**Written task:** Quote the records below in full, exactly as given, with the images taken out.

** Start of Information shown **

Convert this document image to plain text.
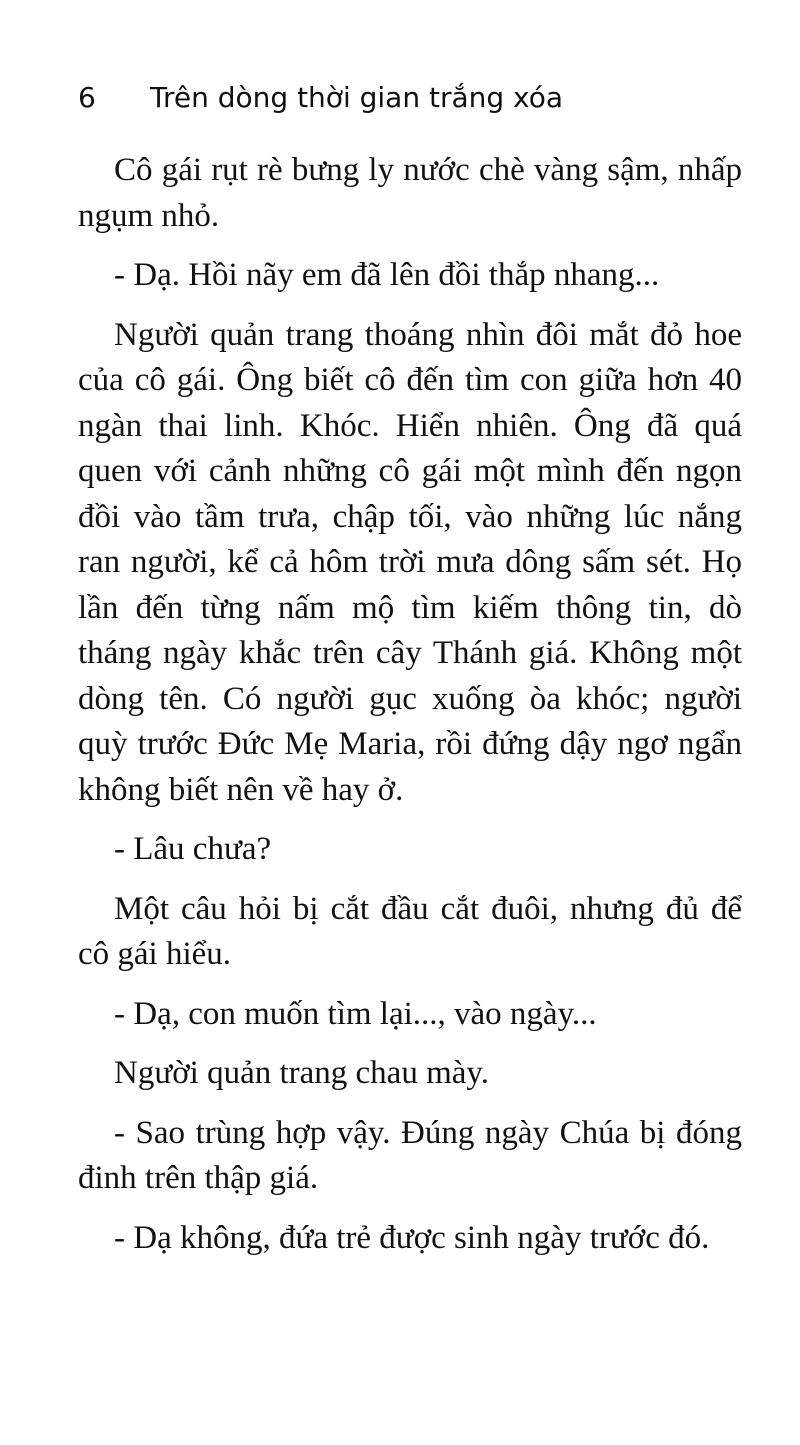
6 Trên dòng thời gian trắng xóa

Cô gái rụt rè bưng ly nước chè vàng sậm, nhấp ngụm nhỏ.

- Dạ. Hồi nãy em đã lên đồi thắp nhang...

Người quản trang thoáng nhìn đôi mắt đỏ hoe của cô gái. Ông biết cô đến tìm con giữa hơn 40 ngàn thai linh. Khóc. Hiển nhiên. Ông đã quá quen với cảnh những cô gái một mình đến ngọn đồi vào tầm trưa, chập tối, vào những lúc nắng ran người, kể cả hôm trời mưa dông sấm sét. Họ lần đến từng nấm mộ tìm kiếm thông tin, dò tháng ngày khắc trên cây Thánh giá. Không một dòng tên. Có người gục xuống òa khóc; người quỳ trước Đức Mẹ Maria, rồi đứng dậy ngơ ngẩn không biết nên về hay ở.

- Lâu chưa?

Một câu hỏi bị cắt đầu cắt đuôi, nhưng đủ để cô gái hiểu.

- Dạ, con muốn tìm lại..., vào ngày...

Người quản trang chau mày.

- Sao trùng hợp vậy. Đúng ngày Chúa bị đóng đinh trên thập giá.

- Dạ không, đứa trẻ được sinh ngày trước đó.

** End of Information shown **

**Exercise result:**
Convert this document image to plain text.
6 Trên dòng thời gian trắng xóa

Cô gái rụt rè bưng ly nước chè vàng sậm, nhấp ngụm nhỏ.

- Dạ. Hồi nãy em đã lên đồi thắp nhang...

Người quản trang thoáng nhìn đôi mắt đỏ hoe của cô gái. Ông biết cô đến tìm con giữa hơn 40 ngàn thai linh. Khóc. Hiển nhiên. Ông đã quá quen với cảnh những cô gái một mình đến ngọn đồi vào tầm trưa, chập tối, vào những lúc nắng ran người, kể cả hôm trời mưa dông sấm sét. Họ lần đến từng nấm mộ tìm kiếm thông tin, dò tháng ngày khắc trên cây Thánh giá. Không một dòng tên. Có người gục xuống òa khóc; người quỳ trước Đức Mẹ Maria, rồi đứng dậy ngơ ngẩn không biết nên về hay ở.

- Lâu chưa?

Một câu hỏi bị cắt đầu cắt đuôi, nhưng đủ để cô gái hiểu.

- Dạ, con muốn tìm lại..., vào ngày...

Người quản trang chau mày.

- Sao trùng hợp vậy. Đúng ngày Chúa bị đóng đinh trên thập giá.

- Dạ không, đứa trẻ được sinh ngày trước đó.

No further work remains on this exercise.